Exercise directions = Below are records to transcribe exactly, without their pictures.

--- START Entries shown ---

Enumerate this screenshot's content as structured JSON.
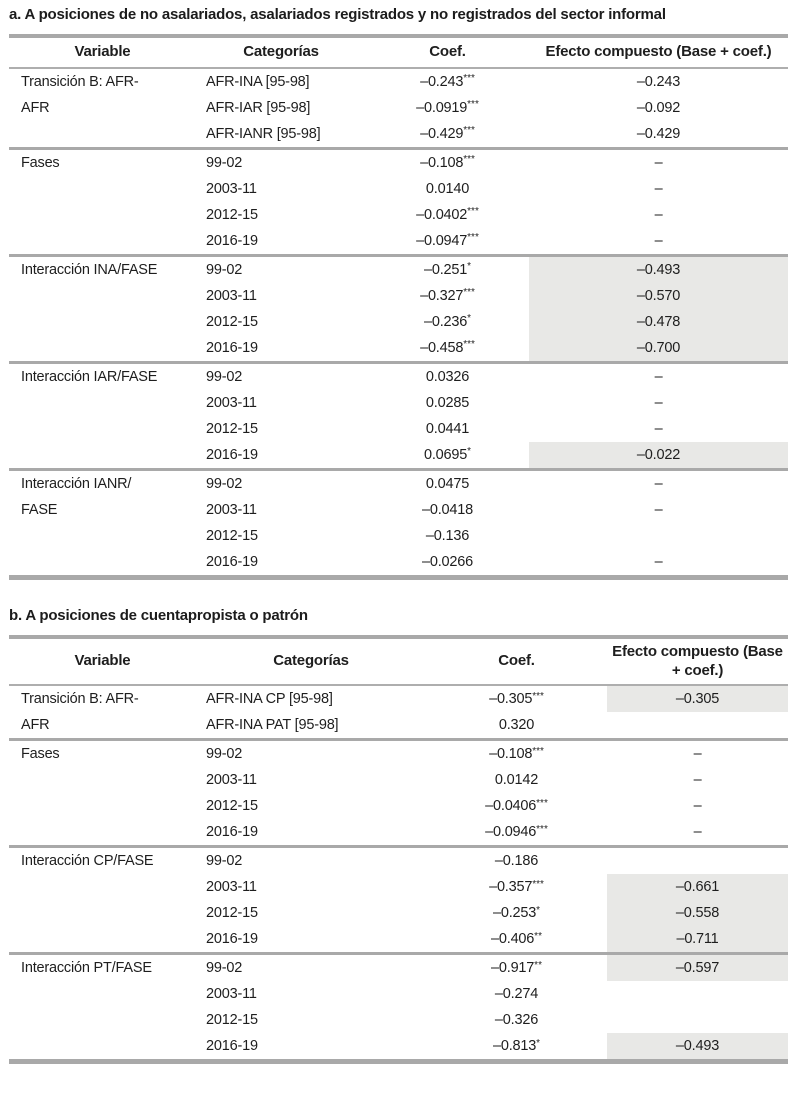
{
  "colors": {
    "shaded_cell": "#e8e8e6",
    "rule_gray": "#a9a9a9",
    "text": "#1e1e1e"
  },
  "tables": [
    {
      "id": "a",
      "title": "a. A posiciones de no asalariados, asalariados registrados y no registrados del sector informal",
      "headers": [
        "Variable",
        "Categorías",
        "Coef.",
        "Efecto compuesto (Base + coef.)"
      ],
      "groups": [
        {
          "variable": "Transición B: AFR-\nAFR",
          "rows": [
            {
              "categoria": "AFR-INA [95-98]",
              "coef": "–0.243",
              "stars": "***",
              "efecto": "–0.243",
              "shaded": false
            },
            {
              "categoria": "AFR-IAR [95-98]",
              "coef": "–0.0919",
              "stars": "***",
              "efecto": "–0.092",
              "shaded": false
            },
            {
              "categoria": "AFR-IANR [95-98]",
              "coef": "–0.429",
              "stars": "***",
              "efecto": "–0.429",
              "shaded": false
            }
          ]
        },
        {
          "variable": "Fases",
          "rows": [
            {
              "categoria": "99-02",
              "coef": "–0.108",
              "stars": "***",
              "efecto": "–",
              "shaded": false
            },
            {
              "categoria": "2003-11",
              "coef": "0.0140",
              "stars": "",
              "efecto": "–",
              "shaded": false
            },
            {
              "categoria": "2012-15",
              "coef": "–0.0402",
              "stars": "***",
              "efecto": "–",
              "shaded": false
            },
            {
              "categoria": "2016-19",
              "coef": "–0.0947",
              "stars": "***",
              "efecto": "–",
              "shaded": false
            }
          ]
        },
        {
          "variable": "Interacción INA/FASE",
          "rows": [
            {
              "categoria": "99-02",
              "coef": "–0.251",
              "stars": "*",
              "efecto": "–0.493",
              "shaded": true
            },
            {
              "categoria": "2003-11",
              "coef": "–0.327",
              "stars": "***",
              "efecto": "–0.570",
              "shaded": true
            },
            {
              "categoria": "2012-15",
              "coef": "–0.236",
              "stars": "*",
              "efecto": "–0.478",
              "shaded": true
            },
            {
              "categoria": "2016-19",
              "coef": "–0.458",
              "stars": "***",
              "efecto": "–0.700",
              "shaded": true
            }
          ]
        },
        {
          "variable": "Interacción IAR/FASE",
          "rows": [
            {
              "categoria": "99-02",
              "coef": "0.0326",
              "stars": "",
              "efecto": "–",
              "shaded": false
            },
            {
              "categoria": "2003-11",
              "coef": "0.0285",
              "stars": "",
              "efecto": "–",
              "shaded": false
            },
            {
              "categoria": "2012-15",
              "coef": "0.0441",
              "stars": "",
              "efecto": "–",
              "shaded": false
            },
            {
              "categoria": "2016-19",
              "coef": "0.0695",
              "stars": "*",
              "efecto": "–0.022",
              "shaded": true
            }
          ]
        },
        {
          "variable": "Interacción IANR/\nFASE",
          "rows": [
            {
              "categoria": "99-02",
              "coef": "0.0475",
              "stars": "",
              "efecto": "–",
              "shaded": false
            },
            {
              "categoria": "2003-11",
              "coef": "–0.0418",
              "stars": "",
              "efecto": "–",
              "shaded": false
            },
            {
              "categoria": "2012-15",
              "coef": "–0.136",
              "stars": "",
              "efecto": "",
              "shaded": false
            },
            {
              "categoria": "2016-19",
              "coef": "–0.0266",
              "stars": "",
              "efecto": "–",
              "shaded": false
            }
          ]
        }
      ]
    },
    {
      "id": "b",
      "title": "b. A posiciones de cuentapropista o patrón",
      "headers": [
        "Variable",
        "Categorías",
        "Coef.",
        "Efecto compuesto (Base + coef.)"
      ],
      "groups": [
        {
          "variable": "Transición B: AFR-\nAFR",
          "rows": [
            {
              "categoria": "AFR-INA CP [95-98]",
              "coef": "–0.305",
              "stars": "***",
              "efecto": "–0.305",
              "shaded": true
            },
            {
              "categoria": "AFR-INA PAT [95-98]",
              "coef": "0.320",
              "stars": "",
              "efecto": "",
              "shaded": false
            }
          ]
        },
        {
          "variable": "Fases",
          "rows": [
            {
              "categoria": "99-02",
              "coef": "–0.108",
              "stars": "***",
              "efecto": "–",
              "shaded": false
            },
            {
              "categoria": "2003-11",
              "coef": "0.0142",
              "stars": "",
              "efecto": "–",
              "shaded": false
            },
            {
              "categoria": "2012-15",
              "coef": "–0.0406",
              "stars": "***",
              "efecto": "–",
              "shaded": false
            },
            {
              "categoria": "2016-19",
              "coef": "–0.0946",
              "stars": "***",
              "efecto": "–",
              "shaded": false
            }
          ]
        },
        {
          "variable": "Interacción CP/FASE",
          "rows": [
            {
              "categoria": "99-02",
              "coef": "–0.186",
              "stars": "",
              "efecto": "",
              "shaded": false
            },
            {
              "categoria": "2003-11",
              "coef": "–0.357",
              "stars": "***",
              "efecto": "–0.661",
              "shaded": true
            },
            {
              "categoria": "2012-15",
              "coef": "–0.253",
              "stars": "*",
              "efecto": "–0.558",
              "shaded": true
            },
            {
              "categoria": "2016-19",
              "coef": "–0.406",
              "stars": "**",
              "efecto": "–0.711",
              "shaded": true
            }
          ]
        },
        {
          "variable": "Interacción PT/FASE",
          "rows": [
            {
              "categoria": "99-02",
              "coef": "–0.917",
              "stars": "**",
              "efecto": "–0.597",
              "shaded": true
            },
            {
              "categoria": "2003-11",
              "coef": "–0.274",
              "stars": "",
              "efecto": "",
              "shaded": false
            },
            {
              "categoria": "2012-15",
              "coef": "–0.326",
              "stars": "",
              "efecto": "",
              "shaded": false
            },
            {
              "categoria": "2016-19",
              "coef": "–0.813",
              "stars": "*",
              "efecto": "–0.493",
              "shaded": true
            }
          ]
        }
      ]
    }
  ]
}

--- END Entries shown ---

Task answer =
Enumerate this screenshot's content as structured JSON.
{
  "colors": {
    "shaded_cell": "#e8e8e6",
    "rule_gray": "#a9a9a9",
    "text": "#1e1e1e"
  },
  "tables": [
    {
      "id": "a",
      "title": "a. A posiciones de no asalariados, asalariados registrados y no registrados del sector informal",
      "headers": [
        "Variable",
        "Categorías",
        "Coef.",
        "Efecto compuesto (Base + coef.)"
      ],
      "groups": [
        {
          "variable": "Transición B: AFR-\nAFR",
          "rows": [
            {
              "categoria": "AFR-INA [95-98]",
              "coef": "–0.243",
              "stars": "***",
              "efecto": "–0.243",
              "shaded": false
            },
            {
              "categoria": "AFR-IAR [95-98]",
              "coef": "–0.0919",
              "stars": "***",
              "efecto": "–0.092",
              "shaded": false
            },
            {
              "categoria": "AFR-IANR [95-98]",
              "coef": "–0.429",
              "stars": "***",
              "efecto": "–0.429",
              "shaded": false
            }
          ]
        },
        {
          "variable": "Fases",
          "rows": [
            {
              "categoria": "99-02",
              "coef": "–0.108",
              "stars": "***",
              "efecto": "–",
              "shaded": false
            },
            {
              "categoria": "2003-11",
              "coef": "0.0140",
              "stars": "",
              "efecto": "–",
              "shaded": false
            },
            {
              "categoria": "2012-15",
              "coef": "–0.0402",
              "stars": "***",
              "efecto": "–",
              "shaded": false
            },
            {
              "categoria": "2016-19",
              "coef": "–0.0947",
              "stars": "***",
              "efecto": "–",
              "shaded": false
            }
          ]
        },
        {
          "variable": "Interacción INA/FASE",
          "rows": [
            {
              "categoria": "99-02",
              "coef": "–0.251",
              "stars": "*",
              "efecto": "–0.493",
              "shaded": true
            },
            {
              "categoria": "2003-11",
              "coef": "–0.327",
              "stars": "***",
              "efecto": "–0.570",
              "shaded": true
            },
            {
              "categoria": "2012-15",
              "coef": "–0.236",
              "stars": "*",
              "efecto": "–0.478",
              "shaded": true
            },
            {
              "categoria": "2016-19",
              "coef": "–0.458",
              "stars": "***",
              "efecto": "–0.700",
              "shaded": true
            }
          ]
        },
        {
          "variable": "Interacción IAR/FASE",
          "rows": [
            {
              "categoria": "99-02",
              "coef": "0.0326",
              "stars": "",
              "efecto": "–",
              "shaded": false
            },
            {
              "categoria": "2003-11",
              "coef": "0.0285",
              "stars": "",
              "efecto": "–",
              "shaded": false
            },
            {
              "categoria": "2012-15",
              "coef": "0.0441",
              "stars": "",
              "efecto": "–",
              "shaded": false
            },
            {
              "categoria": "2016-19",
              "coef": "0.0695",
              "stars": "*",
              "efecto": "–0.022",
              "shaded": true
            }
          ]
        },
        {
          "variable": "Interacción IANR/\nFASE",
          "rows": [
            {
              "categoria": "99-02",
              "coef": "0.0475",
              "stars": "",
              "efecto": "–",
              "shaded": false
            },
            {
              "categoria": "2003-11",
              "coef": "–0.0418",
              "stars": "",
              "efecto": "–",
              "shaded": false
            },
            {
              "categoria": "2012-15",
              "coef": "–0.136",
              "stars": "",
              "efecto": "",
              "shaded": false
            },
            {
              "categoria": "2016-19",
              "coef": "–0.0266",
              "stars": "",
              "efecto": "–",
              "shaded": false
            }
          ]
        }
      ]
    },
    {
      "id": "b",
      "title": "b. A posiciones de cuentapropista o patrón",
      "headers": [
        "Variable",
        "Categorías",
        "Coef.",
        "Efecto compuesto (Base + coef.)"
      ],
      "groups": [
        {
          "variable": "Transición B: AFR-\nAFR",
          "rows": [
            {
              "categoria": "AFR-INA CP [95-98]",
              "coef": "–0.305",
              "stars": "***",
              "efecto": "–0.305",
              "shaded": true
            },
            {
              "categoria": "AFR-INA PAT [95-98]",
              "coef": "0.320",
              "stars": "",
              "efecto": "",
              "shaded": false
            }
          ]
        },
        {
          "variable": "Fases",
          "rows": [
            {
              "categoria": "99-02",
              "coef": "–0.108",
              "stars": "***",
              "efecto": "–",
              "shaded": false
            },
            {
              "categoria": "2003-11",
              "coef": "0.0142",
              "stars": "",
              "efecto": "–",
              "shaded": false
            },
            {
              "categoria": "2012-15",
              "coef": "–0.0406",
              "stars": "***",
              "efecto": "–",
              "shaded": false
            },
            {
              "categoria": "2016-19",
              "coef": "–0.0946",
              "stars": "***",
              "efecto": "–",
              "shaded": false
            }
          ]
        },
        {
          "variable": "Interacción CP/FASE",
          "rows": [
            {
              "categoria": "99-02",
              "coef": "–0.186",
              "stars": "",
              "efecto": "",
              "shaded": false
            },
            {
              "categoria": "2003-11",
              "coef": "–0.357",
              "stars": "***",
              "efecto": "–0.661",
              "shaded": true
            },
            {
              "categoria": "2012-15",
              "coef": "–0.253",
              "stars": "*",
              "efecto": "–0.558",
              "shaded": true
            },
            {
              "categoria": "2016-19",
              "coef": "–0.406",
              "stars": "**",
              "efecto": "–0.711",
              "shaded": true
            }
          ]
        },
        {
          "variable": "Interacción PT/FASE",
          "rows": [
            {
              "categoria": "99-02",
              "coef": "–0.917",
              "stars": "**",
              "efecto": "–0.597",
              "shaded": true
            },
            {
              "categoria": "2003-11",
              "coef": "–0.274",
              "stars": "",
              "efecto": "",
              "shaded": false
            },
            {
              "categoria": "2012-15",
              "coef": "–0.326",
              "stars": "",
              "efecto": "",
              "shaded": false
            },
            {
              "categoria": "2016-19",
              "coef": "–0.813",
              "stars": "*",
              "efecto": "–0.493",
              "shaded": true
            }
          ]
        }
      ]
    }
  ]
}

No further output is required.